Drop the images; return everything else in the listing below exactly.

[Data entries for graphics]
= = = = =

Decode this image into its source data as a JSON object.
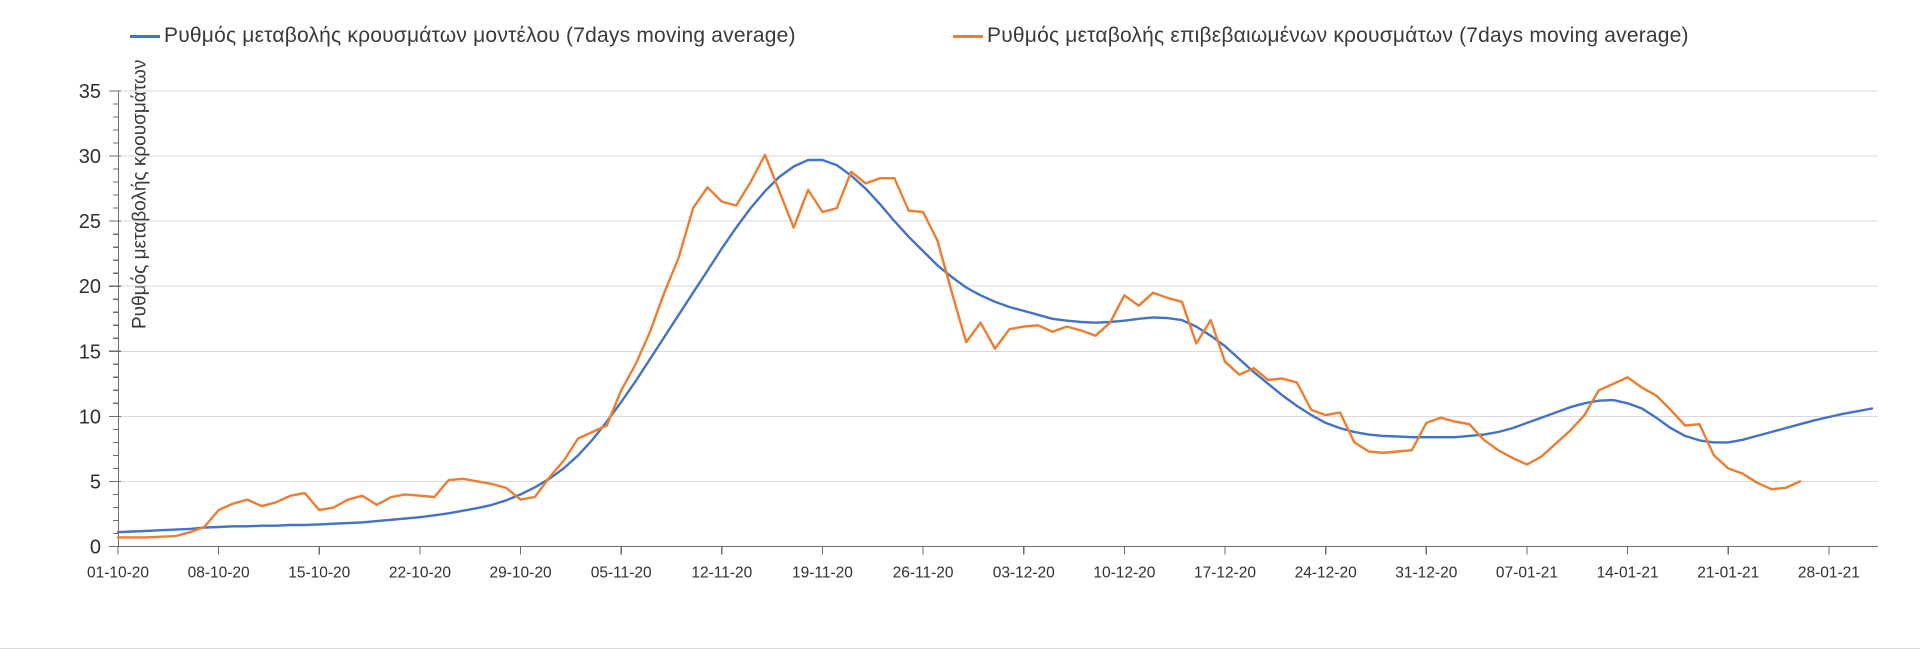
{
  "chart_data": {
    "type": "line",
    "title": "",
    "xlabel": "",
    "ylabel": "Ρυθμός μεταβολής κρουσμάτων",
    "ylim": [
      0,
      35
    ],
    "y_ticks": [
      0,
      5,
      10,
      15,
      20,
      25,
      30,
      35
    ],
    "y_minor_tick_step": 1,
    "grid": "horizontal-major",
    "legend_position": "top",
    "x_start_date": "01-10-20",
    "x_tick_interval_days": 7,
    "x_tick_labels": [
      "01-10-20",
      "08-10-20",
      "15-10-20",
      "22-10-20",
      "29-10-20",
      "05-11-20",
      "12-11-20",
      "19-11-20",
      "26-11-20",
      "03-12-20",
      "10-12-20",
      "17-12-20",
      "24-12-20",
      "31-12-20",
      "07-01-21",
      "14-01-21",
      "21-01-21",
      "28-01-21"
    ],
    "series": [
      {
        "name": "Ρυθμός μεταβολής κρουσμάτων μοντέλου (7days moving average)",
        "color": "#4472C4",
        "cadence": "daily",
        "values": [
          1.1,
          1.15,
          1.2,
          1.25,
          1.3,
          1.35,
          1.45,
          1.5,
          1.55,
          1.55,
          1.6,
          1.6,
          1.65,
          1.65,
          1.7,
          1.75,
          1.8,
          1.85,
          1.95,
          2.05,
          2.15,
          2.25,
          2.4,
          2.55,
          2.75,
          2.95,
          3.2,
          3.55,
          4.0,
          4.55,
          5.2,
          6.0,
          7.0,
          8.2,
          9.6,
          11.1,
          12.7,
          14.4,
          16.1,
          17.8,
          19.5,
          21.2,
          22.9,
          24.5,
          26.0,
          27.3,
          28.4,
          29.2,
          29.7,
          29.7,
          29.3,
          28.5,
          27.5,
          26.3,
          25.0,
          23.8,
          22.7,
          21.6,
          20.7,
          19.9,
          19.3,
          18.8,
          18.4,
          18.1,
          17.8,
          17.5,
          17.35,
          17.25,
          17.2,
          17.25,
          17.35,
          17.5,
          17.6,
          17.55,
          17.4,
          16.9,
          16.2,
          15.4,
          14.4,
          13.4,
          12.5,
          11.6,
          10.8,
          10.1,
          9.5,
          9.1,
          8.8,
          8.6,
          8.5,
          8.45,
          8.4,
          8.4,
          8.4,
          8.4,
          8.5,
          8.6,
          8.8,
          9.1,
          9.5,
          9.9,
          10.3,
          10.7,
          11.0,
          11.2,
          11.25,
          11.0,
          10.6,
          9.9,
          9.1,
          8.5,
          8.15,
          8.0,
          8.0,
          8.2,
          8.5,
          8.8,
          9.1,
          9.4,
          9.7,
          9.95,
          10.2,
          10.4,
          10.6
        ]
      },
      {
        "name": "Ρυθμός μεταβολής επιβεβαιωμένων κρουσμάτων (7days moving average)",
        "color": "#ED7D31",
        "cadence": "daily",
        "values": [
          0.7,
          0.7,
          0.7,
          0.75,
          0.8,
          1.1,
          1.5,
          2.8,
          3.3,
          3.6,
          3.1,
          3.4,
          3.9,
          4.1,
          2.8,
          3.0,
          3.6,
          3.9,
          3.2,
          3.8,
          4.0,
          3.9,
          3.8,
          5.1,
          5.2,
          5.0,
          4.8,
          4.5,
          3.6,
          3.8,
          5.3,
          6.6,
          8.3,
          8.8,
          9.3,
          12.0,
          14.0,
          16.5,
          19.5,
          22.2,
          26.0,
          27.6,
          26.5,
          26.2,
          28.0,
          30.1,
          27.3,
          24.5,
          27.4,
          25.7,
          26.0,
          28.8,
          27.9,
          28.3,
          28.3,
          25.8,
          25.7,
          23.5,
          19.5,
          15.7,
          17.2,
          15.2,
          16.7,
          16.9,
          17.0,
          16.5,
          16.9,
          16.6,
          16.2,
          17.2,
          19.3,
          18.5,
          19.5,
          19.1,
          18.8,
          15.6,
          17.4,
          14.2,
          13.2,
          13.7,
          12.8,
          12.9,
          12.6,
          10.5,
          10.1,
          10.3,
          8.0,
          7.3,
          7.2,
          7.3,
          7.4,
          9.5,
          9.9,
          9.6,
          9.4,
          8.2,
          7.4,
          6.8,
          6.3,
          6.9,
          7.9,
          8.9,
          10.1,
          12.0,
          12.5,
          13.0,
          12.2,
          11.6,
          10.5,
          9.3,
          9.4,
          7.0,
          6.0,
          5.6,
          4.9,
          4.4,
          4.5,
          5.0
        ]
      }
    ]
  },
  "colors": {
    "axis": "#6e6e6e",
    "grid": "#dadada",
    "tick_label": "#303030",
    "background": "#ffffff"
  }
}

= = = = =

Response ->
Decode this image into its source data as a JSON object.
{
  "chart_data": {
    "type": "line",
    "title": "",
    "xlabel": "",
    "ylabel": "Ρυθμός μεταβολής κρουσμάτων",
    "ylim": [
      0,
      35
    ],
    "y_ticks": [
      0,
      5,
      10,
      15,
      20,
      25,
      30,
      35
    ],
    "y_minor_tick_step": 1,
    "grid": "horizontal-major",
    "legend_position": "top",
    "x_start_date": "01-10-20",
    "x_tick_interval_days": 7,
    "x_tick_labels": [
      "01-10-20",
      "08-10-20",
      "15-10-20",
      "22-10-20",
      "29-10-20",
      "05-11-20",
      "12-11-20",
      "19-11-20",
      "26-11-20",
      "03-12-20",
      "10-12-20",
      "17-12-20",
      "24-12-20",
      "31-12-20",
      "07-01-21",
      "14-01-21",
      "21-01-21",
      "28-01-21"
    ],
    "series": [
      {
        "name": "Ρυθμός μεταβολής κρουσμάτων μοντέλου (7days moving average)",
        "color": "#4472C4",
        "cadence": "daily",
        "values": [
          1.1,
          1.15,
          1.2,
          1.25,
          1.3,
          1.35,
          1.45,
          1.5,
          1.55,
          1.55,
          1.6,
          1.6,
          1.65,
          1.65,
          1.7,
          1.75,
          1.8,
          1.85,
          1.95,
          2.05,
          2.15,
          2.25,
          2.4,
          2.55,
          2.75,
          2.95,
          3.2,
          3.55,
          4.0,
          4.55,
          5.2,
          6.0,
          7.0,
          8.2,
          9.6,
          11.1,
          12.7,
          14.4,
          16.1,
          17.8,
          19.5,
          21.2,
          22.9,
          24.5,
          26.0,
          27.3,
          28.4,
          29.2,
          29.7,
          29.7,
          29.3,
          28.5,
          27.5,
          26.3,
          25.0,
          23.8,
          22.7,
          21.6,
          20.7,
          19.9,
          19.3,
          18.8,
          18.4,
          18.1,
          17.8,
          17.5,
          17.35,
          17.25,
          17.2,
          17.25,
          17.35,
          17.5,
          17.6,
          17.55,
          17.4,
          16.9,
          16.2,
          15.4,
          14.4,
          13.4,
          12.5,
          11.6,
          10.8,
          10.1,
          9.5,
          9.1,
          8.8,
          8.6,
          8.5,
          8.45,
          8.4,
          8.4,
          8.4,
          8.4,
          8.5,
          8.6,
          8.8,
          9.1,
          9.5,
          9.9,
          10.3,
          10.7,
          11.0,
          11.2,
          11.25,
          11.0,
          10.6,
          9.9,
          9.1,
          8.5,
          8.15,
          8.0,
          8.0,
          8.2,
          8.5,
          8.8,
          9.1,
          9.4,
          9.7,
          9.95,
          10.2,
          10.4,
          10.6
        ]
      },
      {
        "name": "Ρυθμός μεταβολής επιβεβαιωμένων κρουσμάτων (7days moving average)",
        "color": "#ED7D31",
        "cadence": "daily",
        "values": [
          0.7,
          0.7,
          0.7,
          0.75,
          0.8,
          1.1,
          1.5,
          2.8,
          3.3,
          3.6,
          3.1,
          3.4,
          3.9,
          4.1,
          2.8,
          3.0,
          3.6,
          3.9,
          3.2,
          3.8,
          4.0,
          3.9,
          3.8,
          5.1,
          5.2,
          5.0,
          4.8,
          4.5,
          3.6,
          3.8,
          5.3,
          6.6,
          8.3,
          8.8,
          9.3,
          12.0,
          14.0,
          16.5,
          19.5,
          22.2,
          26.0,
          27.6,
          26.5,
          26.2,
          28.0,
          30.1,
          27.3,
          24.5,
          27.4,
          25.7,
          26.0,
          28.8,
          27.9,
          28.3,
          28.3,
          25.8,
          25.7,
          23.5,
          19.5,
          15.7,
          17.2,
          15.2,
          16.7,
          16.9,
          17.0,
          16.5,
          16.9,
          16.6,
          16.2,
          17.2,
          19.3,
          18.5,
          19.5,
          19.1,
          18.8,
          15.6,
          17.4,
          14.2,
          13.2,
          13.7,
          12.8,
          12.9,
          12.6,
          10.5,
          10.1,
          10.3,
          8.0,
          7.3,
          7.2,
          7.3,
          7.4,
          9.5,
          9.9,
          9.6,
          9.4,
          8.2,
          7.4,
          6.8,
          6.3,
          6.9,
          7.9,
          8.9,
          10.1,
          12.0,
          12.5,
          13.0,
          12.2,
          11.6,
          10.5,
          9.3,
          9.4,
          7.0,
          6.0,
          5.6,
          4.9,
          4.4,
          4.5,
          5.0
        ]
      }
    ]
  },
  "colors": {
    "axis": "#6e6e6e",
    "grid": "#dadada",
    "tick_label": "#303030",
    "background": "#ffffff"
  }
}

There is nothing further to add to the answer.